--- WORK TO BE COMPLETED ---
With the pictures left out, copy the listing below exactly.
· · · ·
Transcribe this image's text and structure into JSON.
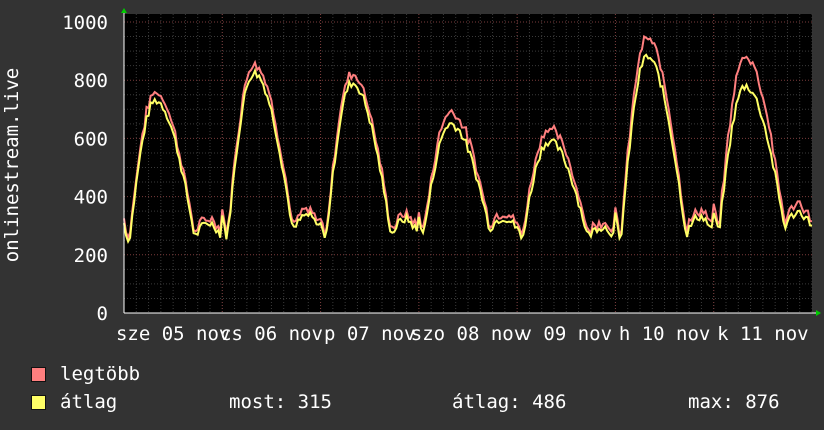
{
  "chart_data": {
    "type": "line",
    "ylabel": "onlinestream.live",
    "ylim": [
      0,
      1000
    ],
    "yticks": [
      0,
      200,
      400,
      600,
      800,
      1000
    ],
    "x_tick_labels": [
      "sze 05 nov",
      "cs 06 nov",
      "p 07 nov",
      "szo 08 nov",
      "v 09 nov",
      "h 10 nov",
      "k 11 nov"
    ],
    "daily_peaks": {
      "legtöbb": [
        745,
        845,
        810,
        680,
        620,
        930,
        870
      ],
      "átlag": [
        730,
        825,
        790,
        650,
        590,
        880,
        780
      ]
    },
    "daily_troughs": {
      "legtöbb": [
        240,
        260,
        245,
        275,
        250,
        240,
        275
      ],
      "átlag": [
        235,
        250,
        240,
        270,
        245,
        235,
        270
      ]
    },
    "grid": true,
    "colors": {
      "background": "#333333",
      "plot": "#000000",
      "legtöbb": "#ff7f7f",
      "átlag": "#ffff66"
    }
  },
  "legend": [
    {
      "label": "legtöbb",
      "color": "#ff7f7f"
    },
    {
      "label": "átlag",
      "color": "#ffff66"
    }
  ],
  "stats": {
    "now_label": "most:",
    "now_value": "315",
    "avg_label": "átlag:",
    "avg_value": "486",
    "max_label": "max:",
    "max_value": "876"
  }
}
· · · ·
--- FULL ANSWER ---
Transcribe this image's text and structure into JSON.
{
  "chart_data": {
    "type": "line",
    "ylabel": "onlinestream.live",
    "ylim": [
      0,
      1000
    ],
    "yticks": [
      0,
      200,
      400,
      600,
      800,
      1000
    ],
    "x_tick_labels": [
      "sze 05 nov",
      "cs 06 nov",
      "p 07 nov",
      "szo 08 nov",
      "v 09 nov",
      "h 10 nov",
      "k 11 nov"
    ],
    "daily_peaks": {
      "legtöbb": [
        745,
        845,
        810,
        680,
        620,
        930,
        870
      ],
      "átlag": [
        730,
        825,
        790,
        650,
        590,
        880,
        780
      ]
    },
    "daily_troughs": {
      "legtöbb": [
        240,
        260,
        245,
        275,
        250,
        240,
        275
      ],
      "átlag": [
        235,
        250,
        240,
        270,
        245,
        235,
        270
      ]
    },
    "grid": true,
    "colors": {
      "background": "#333333",
      "plot": "#000000",
      "legtöbb": "#ff7f7f",
      "átlag": "#ffff66"
    }
  },
  "legend": [
    {
      "label": "legtöbb",
      "color": "#ff7f7f"
    },
    {
      "label": "átlag",
      "color": "#ffff66"
    }
  ],
  "stats": {
    "now_label": "most:",
    "now_value": "315",
    "avg_label": "átlag:",
    "avg_value": "486",
    "max_label": "max:",
    "max_value": "876"
  }
}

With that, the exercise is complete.